What you need to do:
Return the whole listing, keeping every character the same.

Data extract:
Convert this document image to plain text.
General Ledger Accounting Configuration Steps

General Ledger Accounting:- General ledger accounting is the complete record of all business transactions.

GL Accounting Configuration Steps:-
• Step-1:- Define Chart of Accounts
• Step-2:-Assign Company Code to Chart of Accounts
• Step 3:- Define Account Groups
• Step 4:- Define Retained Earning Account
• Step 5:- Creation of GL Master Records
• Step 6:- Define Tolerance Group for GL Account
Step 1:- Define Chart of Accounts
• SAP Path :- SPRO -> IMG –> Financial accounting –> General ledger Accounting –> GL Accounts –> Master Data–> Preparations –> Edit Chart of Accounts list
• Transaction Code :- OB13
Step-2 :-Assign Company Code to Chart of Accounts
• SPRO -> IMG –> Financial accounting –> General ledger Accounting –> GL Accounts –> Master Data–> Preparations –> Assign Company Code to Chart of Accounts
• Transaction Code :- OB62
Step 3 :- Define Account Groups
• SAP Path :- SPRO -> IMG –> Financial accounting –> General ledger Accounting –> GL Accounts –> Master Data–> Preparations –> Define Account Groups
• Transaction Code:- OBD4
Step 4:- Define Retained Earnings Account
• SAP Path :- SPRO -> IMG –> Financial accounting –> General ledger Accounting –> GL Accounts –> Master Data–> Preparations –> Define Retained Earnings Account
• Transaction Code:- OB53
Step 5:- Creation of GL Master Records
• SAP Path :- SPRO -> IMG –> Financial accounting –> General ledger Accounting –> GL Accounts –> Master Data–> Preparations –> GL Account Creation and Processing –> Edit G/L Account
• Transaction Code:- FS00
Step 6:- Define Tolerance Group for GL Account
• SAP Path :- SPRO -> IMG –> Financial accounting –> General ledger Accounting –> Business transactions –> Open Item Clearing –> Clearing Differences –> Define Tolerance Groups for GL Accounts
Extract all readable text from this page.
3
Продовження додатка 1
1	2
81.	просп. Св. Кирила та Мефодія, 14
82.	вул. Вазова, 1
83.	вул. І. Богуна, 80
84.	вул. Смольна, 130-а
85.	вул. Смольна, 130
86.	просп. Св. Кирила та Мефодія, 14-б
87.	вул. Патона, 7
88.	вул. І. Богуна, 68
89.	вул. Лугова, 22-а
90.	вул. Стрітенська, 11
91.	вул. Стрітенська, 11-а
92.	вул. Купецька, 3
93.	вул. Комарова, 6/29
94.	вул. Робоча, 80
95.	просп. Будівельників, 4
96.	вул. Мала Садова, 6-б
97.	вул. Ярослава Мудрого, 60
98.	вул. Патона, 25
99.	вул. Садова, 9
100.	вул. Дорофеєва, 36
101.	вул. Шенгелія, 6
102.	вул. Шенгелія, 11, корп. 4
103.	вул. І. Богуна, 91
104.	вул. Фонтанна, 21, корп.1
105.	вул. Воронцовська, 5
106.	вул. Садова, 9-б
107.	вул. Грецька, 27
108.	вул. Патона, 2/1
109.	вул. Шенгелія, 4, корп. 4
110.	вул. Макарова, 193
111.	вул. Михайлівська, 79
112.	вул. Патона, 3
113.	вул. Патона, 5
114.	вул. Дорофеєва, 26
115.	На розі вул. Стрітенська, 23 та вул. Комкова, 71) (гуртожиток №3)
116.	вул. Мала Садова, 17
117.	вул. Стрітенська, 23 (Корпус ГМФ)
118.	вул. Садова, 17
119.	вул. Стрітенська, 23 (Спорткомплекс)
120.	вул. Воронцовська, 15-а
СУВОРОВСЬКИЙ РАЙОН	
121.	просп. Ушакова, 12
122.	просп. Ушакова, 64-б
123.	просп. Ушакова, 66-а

Written response:
Convert this document image to plain text.
General Ledger Accounting Configuration Steps

General Ledger Accounting:- General ledger accounting is the complete record of all business transactions.

GL Accounting Configuration Steps:-
• Step-1:- Define Chart of Accounts
• Step-2:-Assign Company Code to Chart of Accounts
• Step 3:- Define Account Groups
• Step 4:- Define Retained Earning Account
• Step 5:- Creation of GL Master Records
• Step 6:- Define Tolerance Group for GL Account
Step 1:- Define Chart of Accounts
• SAP Path :- SPRO -> IMG –> Financial accounting –> General ledger Accounting –> GL Accounts –> Master Data–> Preparations –> Edit Chart of Accounts list
• Transaction Code :- OB13
Step-2 :-Assign Company Code to Chart of Accounts
• SPRO -> IMG –> Financial accounting –> General ledger Accounting –> GL Accounts –> Master Data–> Preparations –> Assign Company Code to Chart of Accounts
• Transaction Code :- OB62
Step 3 :- Define Account Groups
• SAP Path :- SPRO -> IMG –> Financial accounting –> General ledger Accounting –> GL Accounts –> Master Data–> Preparations –> Define Account Groups
• Transaction Code:- OBD4
Step 4:- Define Retained Earnings Account
• SAP Path :- SPRO -> IMG –> Financial accounting –> General ledger Accounting –> GL Accounts –> Master Data–> Preparations –> Define Retained Earnings Account
• Transaction Code:- OB53
Step 5:- Creation of GL Master Records
• SAP Path :- SPRO -> IMG –> Financial accounting –> General ledger Accounting –> GL Accounts –> Master Data–> Preparations –> GL Account Creation and Processing –> Edit G/L Account
• Transaction Code:- FS00
Step 6:- Define Tolerance Group for GL Account
• SAP Path :- SPRO -> IMG –> Financial accounting –> General ledger Accounting –> Business transactions –> Open Item Clearing –> Clearing Differences –> Define Tolerance Groups for GL Accounts
Extract all readable text from this page.
3
Продовження додатка 1
1	2
81.	просп. Св. Кирила та Мефодія, 14
82.	вул. Вазова, 1
83.	вул. І. Богуна, 80
84.	вул. Смольна, 130-а
85.	вул. Смольна, 130
86.	просп. Св. Кирила та Мефодія, 14-б
87.	вул. Патона, 7
88.	вул. І. Богуна, 68
89.	вул. Лугова, 22-а
90.	вул. Стрітенська, 11
91.	вул. Стрітенська, 11-а
92.	вул. Купецька, 3
93.	вул. Комарова, 6/29
94.	вул. Робоча, 80
95.	просп. Будівельників, 4
96.	вул. Мала Садова, 6-б
97.	вул. Ярослава Мудрого, 60
98.	вул. Патона, 25
99.	вул. Садова, 9
100.	вул. Дорофеєва, 36
101.	вул. Шенгелія, 6
102.	вул. Шенгелія, 11, корп. 4
103.	вул. І. Богуна, 91
104.	вул. Фонтанна, 21, корп.1
105.	вул. Воронцовська, 5
106.	вул. Садова, 9-б
107.	вул. Грецька, 27
108.	вул. Патона, 2/1
109.	вул. Шенгелія, 4, корп. 4
110.	вул. Макарова, 193
111.	вул. Михайлівська, 79
112.	вул. Патона, 3
113.	вул. Патона, 5
114.	вул. Дорофеєва, 26
115.	На розі вул. Стрітенська, 23 та вул. Комкова, 71) (гуртожиток №3)
116.	вул. Мала Садова, 17
117.	вул. Стрітенська, 23 (Корпус ГМФ)
118.	вул. Садова, 17
119.	вул. Стрітенська, 23 (Спорткомплекс)
120.	вул. Воронцовська, 15-а
СУВОРОВСЬКИЙ РАЙОН	
121.	просп. Ушакова, 12
122.	просп. Ушакова, 64-б
123.	просп. Ушакова, 66-а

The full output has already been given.